#### WHAT THE TASK ASKS:
Your task is to output the data exactly as it stands.
═══ EXTRACTED ENTRIES ═══
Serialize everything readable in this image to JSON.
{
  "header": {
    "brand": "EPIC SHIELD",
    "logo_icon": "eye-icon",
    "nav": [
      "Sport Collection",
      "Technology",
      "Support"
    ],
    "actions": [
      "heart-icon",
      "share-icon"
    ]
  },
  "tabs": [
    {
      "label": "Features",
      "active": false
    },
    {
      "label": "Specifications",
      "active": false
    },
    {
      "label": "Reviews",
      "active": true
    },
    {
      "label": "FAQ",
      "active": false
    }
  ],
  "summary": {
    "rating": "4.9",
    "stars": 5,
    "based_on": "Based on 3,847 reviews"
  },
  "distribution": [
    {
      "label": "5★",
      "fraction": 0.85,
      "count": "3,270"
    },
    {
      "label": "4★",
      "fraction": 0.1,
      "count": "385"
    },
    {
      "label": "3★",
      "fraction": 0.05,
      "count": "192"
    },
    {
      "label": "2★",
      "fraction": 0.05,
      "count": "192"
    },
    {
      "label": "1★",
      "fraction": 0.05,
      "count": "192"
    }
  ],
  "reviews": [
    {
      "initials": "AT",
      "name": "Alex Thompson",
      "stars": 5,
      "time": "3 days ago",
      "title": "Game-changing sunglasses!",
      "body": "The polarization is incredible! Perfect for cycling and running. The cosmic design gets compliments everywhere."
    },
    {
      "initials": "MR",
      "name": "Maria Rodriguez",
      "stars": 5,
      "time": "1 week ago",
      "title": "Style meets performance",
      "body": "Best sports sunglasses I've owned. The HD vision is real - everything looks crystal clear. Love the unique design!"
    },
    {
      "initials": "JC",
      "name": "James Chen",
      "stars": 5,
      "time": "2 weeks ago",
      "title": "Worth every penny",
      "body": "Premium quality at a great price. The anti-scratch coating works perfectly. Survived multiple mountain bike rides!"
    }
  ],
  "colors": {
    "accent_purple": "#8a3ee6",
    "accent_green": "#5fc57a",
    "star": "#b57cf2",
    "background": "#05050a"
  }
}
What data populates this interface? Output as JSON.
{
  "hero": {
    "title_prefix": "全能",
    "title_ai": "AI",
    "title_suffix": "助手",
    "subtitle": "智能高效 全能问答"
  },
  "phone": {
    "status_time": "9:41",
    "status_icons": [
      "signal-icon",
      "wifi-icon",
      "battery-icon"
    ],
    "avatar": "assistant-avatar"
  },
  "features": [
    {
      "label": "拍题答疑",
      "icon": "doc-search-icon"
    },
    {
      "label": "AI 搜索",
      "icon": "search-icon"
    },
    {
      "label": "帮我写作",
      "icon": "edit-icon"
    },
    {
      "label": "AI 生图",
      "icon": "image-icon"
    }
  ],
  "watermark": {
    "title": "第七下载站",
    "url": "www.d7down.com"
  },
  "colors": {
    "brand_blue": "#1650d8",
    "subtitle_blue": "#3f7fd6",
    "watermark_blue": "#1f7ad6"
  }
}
═══
#### RESULT OF THIS EXERCISE:
Serialize everything readable in this image to JSON.
{
  "header": {
    "brand": "EPIC SHIELD",
    "logo_icon": "eye-icon",
    "nav": [
      "Sport Collection",
      "Technology",
      "Support"
    ],
    "actions": [
      "heart-icon",
      "share-icon"
    ]
  },
  "tabs": [
    {
      "label": "Features",
      "active": false
    },
    {
      "label": "Specifications",
      "active": false
    },
    {
      "label": "Reviews",
      "active": true
    },
    {
      "label": "FAQ",
      "active": false
    }
  ],
  "summary": {
    "rating": "4.9",
    "stars": 5,
    "based_on": "Based on 3,847 reviews"
  },
  "distribution": [
    {
      "label": "5★",
      "fraction": 0.85,
      "count": "3,270"
    },
    {
      "label": "4★",
      "fraction": 0.1,
      "count": "385"
    },
    {
      "label": "3★",
      "fraction": 0.05,
      "count": "192"
    },
    {
      "label": "2★",
      "fraction": 0.05,
      "count": "192"
    },
    {
      "label": "1★",
      "fraction": 0.05,
      "count": "192"
    }
  ],
  "reviews": [
    {
      "initials": "AT",
      "name": "Alex Thompson",
      "stars": 5,
      "time": "3 days ago",
      "title": "Game-changing sunglasses!",
      "body": "The polarization is incredible! Perfect for cycling and running. The cosmic design gets compliments everywhere."
    },
    {
      "initials": "MR",
      "name": "Maria Rodriguez",
      "stars": 5,
      "time": "1 week ago",
      "title": "Style meets performance",
      "body": "Best sports sunglasses I've owned. The HD vision is real - everything looks crystal clear. Love the unique design!"
    },
    {
      "initials": "JC",
      "name": "James Chen",
      "stars": 5,
      "time": "2 weeks ago",
      "title": "Worth every penny",
      "body": "Premium quality at a great price. The anti-scratch coating works perfectly. Survived multiple mountain bike rides!"
    }
  ],
  "colors": {
    "accent_purple": "#8a3ee6",
    "accent_green": "#5fc57a",
    "star": "#b57cf2",
    "background": "#05050a"
  }
}
What data populates this interface? Output as JSON.
{
  "hero": {
    "title_prefix": "全能",
    "title_ai": "AI",
    "title_suffix": "助手",
    "subtitle": "智能高效 全能问答"
  },
  "phone": {
    "status_time": "9:41",
    "status_icons": [
      "signal-icon",
      "wifi-icon",
      "battery-icon"
    ],
    "avatar": "assistant-avatar"
  },
  "features": [
    {
      "label": "拍题答疑",
      "icon": "doc-search-icon"
    },
    {
      "label": "AI 搜索",
      "icon": "search-icon"
    },
    {
      "label": "帮我写作",
      "icon": "edit-icon"
    },
    {
      "label": "AI 生图",
      "icon": "image-icon"
    }
  ],
  "watermark": {
    "title": "第七下载站",
    "url": "www.d7down.com"
  },
  "colors": {
    "brand_blue": "#1650d8",
    "subtitle_blue": "#3f7fd6",
    "watermark_blue": "#1f7ad6"
  }
}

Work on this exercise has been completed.